- GOAL OF THE EXERCISE: Your task is to repeat all of the material exactly.

Collected data:
==================================================
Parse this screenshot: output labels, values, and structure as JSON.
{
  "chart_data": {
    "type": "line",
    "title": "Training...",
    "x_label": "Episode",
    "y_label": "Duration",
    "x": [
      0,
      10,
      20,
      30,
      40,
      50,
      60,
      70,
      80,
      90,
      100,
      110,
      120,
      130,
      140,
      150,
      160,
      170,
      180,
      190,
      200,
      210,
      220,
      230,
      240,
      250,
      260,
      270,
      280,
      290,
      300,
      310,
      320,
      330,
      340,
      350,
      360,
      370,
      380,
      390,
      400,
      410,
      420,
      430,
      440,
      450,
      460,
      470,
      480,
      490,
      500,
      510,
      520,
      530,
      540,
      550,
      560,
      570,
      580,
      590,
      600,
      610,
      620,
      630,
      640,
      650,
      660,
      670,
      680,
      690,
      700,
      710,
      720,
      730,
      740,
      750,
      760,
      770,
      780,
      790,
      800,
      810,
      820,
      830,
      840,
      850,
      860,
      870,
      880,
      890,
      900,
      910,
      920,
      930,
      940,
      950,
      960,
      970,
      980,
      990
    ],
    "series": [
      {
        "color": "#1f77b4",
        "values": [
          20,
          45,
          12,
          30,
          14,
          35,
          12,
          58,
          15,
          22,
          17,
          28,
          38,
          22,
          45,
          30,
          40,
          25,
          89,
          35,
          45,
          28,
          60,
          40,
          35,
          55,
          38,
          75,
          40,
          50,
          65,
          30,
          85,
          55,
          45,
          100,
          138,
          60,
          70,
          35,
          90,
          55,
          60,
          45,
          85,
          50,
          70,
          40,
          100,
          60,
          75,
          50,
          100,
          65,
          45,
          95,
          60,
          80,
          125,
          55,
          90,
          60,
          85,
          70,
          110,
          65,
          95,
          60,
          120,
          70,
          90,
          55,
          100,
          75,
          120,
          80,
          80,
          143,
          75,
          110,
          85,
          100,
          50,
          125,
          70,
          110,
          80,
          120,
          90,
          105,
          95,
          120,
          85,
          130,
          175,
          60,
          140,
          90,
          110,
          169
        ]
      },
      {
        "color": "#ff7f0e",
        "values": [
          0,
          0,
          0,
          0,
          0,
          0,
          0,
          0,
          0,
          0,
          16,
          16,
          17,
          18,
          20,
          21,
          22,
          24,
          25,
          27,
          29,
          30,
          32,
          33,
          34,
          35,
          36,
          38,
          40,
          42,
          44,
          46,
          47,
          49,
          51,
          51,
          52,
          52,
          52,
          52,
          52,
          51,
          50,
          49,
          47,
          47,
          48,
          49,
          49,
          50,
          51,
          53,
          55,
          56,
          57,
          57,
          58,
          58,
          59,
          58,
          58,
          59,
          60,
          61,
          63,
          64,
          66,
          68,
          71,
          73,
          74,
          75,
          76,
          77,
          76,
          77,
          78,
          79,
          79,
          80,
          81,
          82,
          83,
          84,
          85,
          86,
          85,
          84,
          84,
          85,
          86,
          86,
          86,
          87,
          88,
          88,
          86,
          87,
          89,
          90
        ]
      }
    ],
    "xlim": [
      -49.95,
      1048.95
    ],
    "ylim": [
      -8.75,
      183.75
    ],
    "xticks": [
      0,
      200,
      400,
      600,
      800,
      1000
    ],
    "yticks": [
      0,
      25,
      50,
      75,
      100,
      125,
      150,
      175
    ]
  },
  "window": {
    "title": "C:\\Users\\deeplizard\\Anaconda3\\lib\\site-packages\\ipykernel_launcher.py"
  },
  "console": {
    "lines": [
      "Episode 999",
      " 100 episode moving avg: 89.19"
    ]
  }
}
==================================================
- ANSWER TO THIS EXERCISE:
Parse this screenshot: output labels, values, and structure as JSON.
{
  "chart_data": {
    "type": "line",
    "title": "Training...",
    "x_label": "Episode",
    "y_label": "Duration",
    "x": [
      0,
      10,
      20,
      30,
      40,
      50,
      60,
      70,
      80,
      90,
      100,
      110,
      120,
      130,
      140,
      150,
      160,
      170,
      180,
      190,
      200,
      210,
      220,
      230,
      240,
      250,
      260,
      270,
      280,
      290,
      300,
      310,
      320,
      330,
      340,
      350,
      360,
      370,
      380,
      390,
      400,
      410,
      420,
      430,
      440,
      450,
      460,
      470,
      480,
      490,
      500,
      510,
      520,
      530,
      540,
      550,
      560,
      570,
      580,
      590,
      600,
      610,
      620,
      630,
      640,
      650,
      660,
      670,
      680,
      690,
      700,
      710,
      720,
      730,
      740,
      750,
      760,
      770,
      780,
      790,
      800,
      810,
      820,
      830,
      840,
      850,
      860,
      870,
      880,
      890,
      900,
      910,
      920,
      930,
      940,
      950,
      960,
      970,
      980,
      990
    ],
    "series": [
      {
        "color": "#1f77b4",
        "values": [
          20,
          45,
          12,
          30,
          14,
          35,
          12,
          58,
          15,
          22,
          17,
          28,
          38,
          22,
          45,
          30,
          40,
          25,
          89,
          35,
          45,
          28,
          60,
          40,
          35,
          55,
          38,
          75,
          40,
          50,
          65,
          30,
          85,
          55,
          45,
          100,
          138,
          60,
          70,
          35,
          90,
          55,
          60,
          45,
          85,
          50,
          70,
          40,
          100,
          60,
          75,
          50,
          100,
          65,
          45,
          95,
          60,
          80,
          125,
          55,
          90,
          60,
          85,
          70,
          110,
          65,
          95,
          60,
          120,
          70,
          90,
          55,
          100,
          75,
          120,
          80,
          80,
          143,
          75,
          110,
          85,
          100,
          50,
          125,
          70,
          110,
          80,
          120,
          90,
          105,
          95,
          120,
          85,
          130,
          175,
          60,
          140,
          90,
          110,
          169
        ]
      },
      {
        "color": "#ff7f0e",
        "values": [
          0,
          0,
          0,
          0,
          0,
          0,
          0,
          0,
          0,
          0,
          16,
          16,
          17,
          18,
          20,
          21,
          22,
          24,
          25,
          27,
          29,
          30,
          32,
          33,
          34,
          35,
          36,
          38,
          40,
          42,
          44,
          46,
          47,
          49,
          51,
          51,
          52,
          52,
          52,
          52,
          52,
          51,
          50,
          49,
          47,
          47,
          48,
          49,
          49,
          50,
          51,
          53,
          55,
          56,
          57,
          57,
          58,
          58,
          59,
          58,
          58,
          59,
          60,
          61,
          63,
          64,
          66,
          68,
          71,
          73,
          74,
          75,
          76,
          77,
          76,
          77,
          78,
          79,
          79,
          80,
          81,
          82,
          83,
          84,
          85,
          86,
          85,
          84,
          84,
          85,
          86,
          86,
          86,
          87,
          88,
          88,
          86,
          87,
          89,
          90
        ]
      }
    ],
    "xlim": [
      -49.95,
      1048.95
    ],
    "ylim": [
      -8.75,
      183.75
    ],
    "xticks": [
      0,
      200,
      400,
      600,
      800,
      1000
    ],
    "yticks": [
      0,
      25,
      50,
      75,
      100,
      125,
      150,
      175
    ]
  },
  "window": {
    "title": "C:\\Users\\deeplizard\\Anaconda3\\lib\\site-packages\\ipykernel_launcher.py"
  },
  "console": {
    "lines": [
      "Episode 999",
      " 100 episode moving avg: 89.19"
    ]
  }
}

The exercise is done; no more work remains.